Problem details:
Comb the records below for the string "申請參加優良計程車駕駛人遴選" and copy each line where it turns up.

[Saved entries]

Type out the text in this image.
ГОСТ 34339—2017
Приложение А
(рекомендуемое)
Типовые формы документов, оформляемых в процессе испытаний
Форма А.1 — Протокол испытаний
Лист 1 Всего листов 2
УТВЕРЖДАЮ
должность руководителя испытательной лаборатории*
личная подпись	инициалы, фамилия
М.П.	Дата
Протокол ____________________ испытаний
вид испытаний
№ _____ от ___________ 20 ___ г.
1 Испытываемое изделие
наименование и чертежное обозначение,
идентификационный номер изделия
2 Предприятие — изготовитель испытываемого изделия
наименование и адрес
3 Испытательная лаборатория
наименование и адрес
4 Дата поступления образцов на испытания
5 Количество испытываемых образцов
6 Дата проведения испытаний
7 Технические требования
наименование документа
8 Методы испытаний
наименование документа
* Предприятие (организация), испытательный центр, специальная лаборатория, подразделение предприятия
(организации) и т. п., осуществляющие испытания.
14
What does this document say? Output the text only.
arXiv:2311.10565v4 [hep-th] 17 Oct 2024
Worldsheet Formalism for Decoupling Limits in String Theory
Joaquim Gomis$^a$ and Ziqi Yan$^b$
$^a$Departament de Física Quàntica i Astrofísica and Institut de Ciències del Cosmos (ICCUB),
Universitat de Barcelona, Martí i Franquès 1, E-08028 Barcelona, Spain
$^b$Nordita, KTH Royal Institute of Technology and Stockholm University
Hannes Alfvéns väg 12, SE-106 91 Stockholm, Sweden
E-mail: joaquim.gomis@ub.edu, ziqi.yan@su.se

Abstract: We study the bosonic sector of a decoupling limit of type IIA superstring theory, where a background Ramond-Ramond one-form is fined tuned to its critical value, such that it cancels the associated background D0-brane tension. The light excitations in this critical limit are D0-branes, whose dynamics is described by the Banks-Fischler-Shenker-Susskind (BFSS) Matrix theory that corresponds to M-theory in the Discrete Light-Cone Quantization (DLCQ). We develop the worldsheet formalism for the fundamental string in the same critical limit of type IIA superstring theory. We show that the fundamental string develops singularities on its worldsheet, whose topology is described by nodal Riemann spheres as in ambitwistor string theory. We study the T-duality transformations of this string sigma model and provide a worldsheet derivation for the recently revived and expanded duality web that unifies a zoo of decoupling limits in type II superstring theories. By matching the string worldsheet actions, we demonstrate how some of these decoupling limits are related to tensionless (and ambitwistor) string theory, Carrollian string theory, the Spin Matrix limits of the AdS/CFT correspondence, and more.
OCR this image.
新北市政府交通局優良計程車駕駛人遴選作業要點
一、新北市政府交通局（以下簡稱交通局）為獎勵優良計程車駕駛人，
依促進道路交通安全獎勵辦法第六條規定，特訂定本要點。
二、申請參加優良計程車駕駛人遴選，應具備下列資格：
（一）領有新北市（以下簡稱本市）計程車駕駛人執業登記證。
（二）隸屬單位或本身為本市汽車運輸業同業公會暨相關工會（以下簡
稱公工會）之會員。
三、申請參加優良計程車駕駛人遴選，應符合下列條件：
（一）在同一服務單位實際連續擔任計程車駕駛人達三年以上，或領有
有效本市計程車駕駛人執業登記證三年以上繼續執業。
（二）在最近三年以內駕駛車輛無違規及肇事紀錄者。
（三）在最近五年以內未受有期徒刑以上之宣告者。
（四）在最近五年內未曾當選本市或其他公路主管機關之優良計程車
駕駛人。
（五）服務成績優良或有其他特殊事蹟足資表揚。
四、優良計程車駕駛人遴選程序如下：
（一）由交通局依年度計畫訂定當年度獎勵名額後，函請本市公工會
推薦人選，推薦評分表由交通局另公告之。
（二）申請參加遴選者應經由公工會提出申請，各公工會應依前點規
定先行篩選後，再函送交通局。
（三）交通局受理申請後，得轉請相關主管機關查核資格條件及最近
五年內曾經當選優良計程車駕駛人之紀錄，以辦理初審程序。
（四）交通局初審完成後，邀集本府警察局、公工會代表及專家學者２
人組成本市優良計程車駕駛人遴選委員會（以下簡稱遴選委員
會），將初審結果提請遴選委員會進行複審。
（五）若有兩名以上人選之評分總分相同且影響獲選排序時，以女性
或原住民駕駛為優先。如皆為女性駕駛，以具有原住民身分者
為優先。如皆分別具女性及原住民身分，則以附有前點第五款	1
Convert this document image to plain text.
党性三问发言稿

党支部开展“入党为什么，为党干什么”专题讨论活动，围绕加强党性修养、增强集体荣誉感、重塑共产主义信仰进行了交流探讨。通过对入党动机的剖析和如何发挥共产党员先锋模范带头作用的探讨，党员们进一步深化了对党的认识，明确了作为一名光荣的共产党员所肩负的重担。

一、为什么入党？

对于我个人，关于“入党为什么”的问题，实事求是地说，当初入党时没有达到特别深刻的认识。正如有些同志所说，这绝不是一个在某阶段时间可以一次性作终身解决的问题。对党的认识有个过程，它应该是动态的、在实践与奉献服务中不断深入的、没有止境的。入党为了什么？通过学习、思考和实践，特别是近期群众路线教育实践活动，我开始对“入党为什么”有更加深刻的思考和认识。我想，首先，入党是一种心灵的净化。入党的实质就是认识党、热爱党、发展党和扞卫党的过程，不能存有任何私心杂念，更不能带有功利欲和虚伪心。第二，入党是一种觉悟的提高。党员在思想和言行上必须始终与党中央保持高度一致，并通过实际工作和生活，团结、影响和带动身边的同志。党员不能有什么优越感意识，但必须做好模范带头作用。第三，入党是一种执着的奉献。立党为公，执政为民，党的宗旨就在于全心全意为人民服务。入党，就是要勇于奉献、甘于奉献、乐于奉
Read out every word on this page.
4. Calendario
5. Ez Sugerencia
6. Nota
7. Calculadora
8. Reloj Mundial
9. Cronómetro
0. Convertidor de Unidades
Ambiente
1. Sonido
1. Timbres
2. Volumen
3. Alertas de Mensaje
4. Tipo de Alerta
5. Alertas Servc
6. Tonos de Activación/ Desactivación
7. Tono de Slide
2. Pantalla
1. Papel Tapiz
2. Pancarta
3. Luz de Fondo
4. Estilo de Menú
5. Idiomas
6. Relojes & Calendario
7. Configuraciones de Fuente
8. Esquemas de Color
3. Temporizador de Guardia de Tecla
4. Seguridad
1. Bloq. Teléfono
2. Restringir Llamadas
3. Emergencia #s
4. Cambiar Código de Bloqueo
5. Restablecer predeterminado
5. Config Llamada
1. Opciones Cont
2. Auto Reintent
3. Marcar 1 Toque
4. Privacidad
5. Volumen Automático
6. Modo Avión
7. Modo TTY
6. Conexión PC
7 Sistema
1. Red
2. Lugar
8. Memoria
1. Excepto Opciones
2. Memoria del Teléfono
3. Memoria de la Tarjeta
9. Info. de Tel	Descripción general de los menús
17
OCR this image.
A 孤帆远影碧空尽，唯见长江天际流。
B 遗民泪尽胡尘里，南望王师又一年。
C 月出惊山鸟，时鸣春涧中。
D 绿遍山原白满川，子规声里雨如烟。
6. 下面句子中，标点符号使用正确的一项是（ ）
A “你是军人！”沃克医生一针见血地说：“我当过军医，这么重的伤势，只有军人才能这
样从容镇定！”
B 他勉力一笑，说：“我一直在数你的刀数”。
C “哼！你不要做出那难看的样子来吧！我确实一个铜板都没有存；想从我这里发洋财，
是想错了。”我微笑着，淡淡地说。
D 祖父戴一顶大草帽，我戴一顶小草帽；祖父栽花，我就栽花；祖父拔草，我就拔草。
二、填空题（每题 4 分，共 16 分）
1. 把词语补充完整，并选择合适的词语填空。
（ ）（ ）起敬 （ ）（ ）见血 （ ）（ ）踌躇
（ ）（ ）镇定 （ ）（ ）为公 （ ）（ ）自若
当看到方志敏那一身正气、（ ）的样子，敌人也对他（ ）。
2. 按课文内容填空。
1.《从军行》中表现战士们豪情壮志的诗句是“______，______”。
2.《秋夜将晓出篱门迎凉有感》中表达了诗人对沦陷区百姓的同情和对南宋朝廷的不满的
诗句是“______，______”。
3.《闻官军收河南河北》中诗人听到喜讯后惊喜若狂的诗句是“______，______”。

Expected answer:
二、申請參加優良計程車駕駛人遴選，應具備下列資格：
三、申請參加優良計程車駕駛人遴選，應符合下列條件：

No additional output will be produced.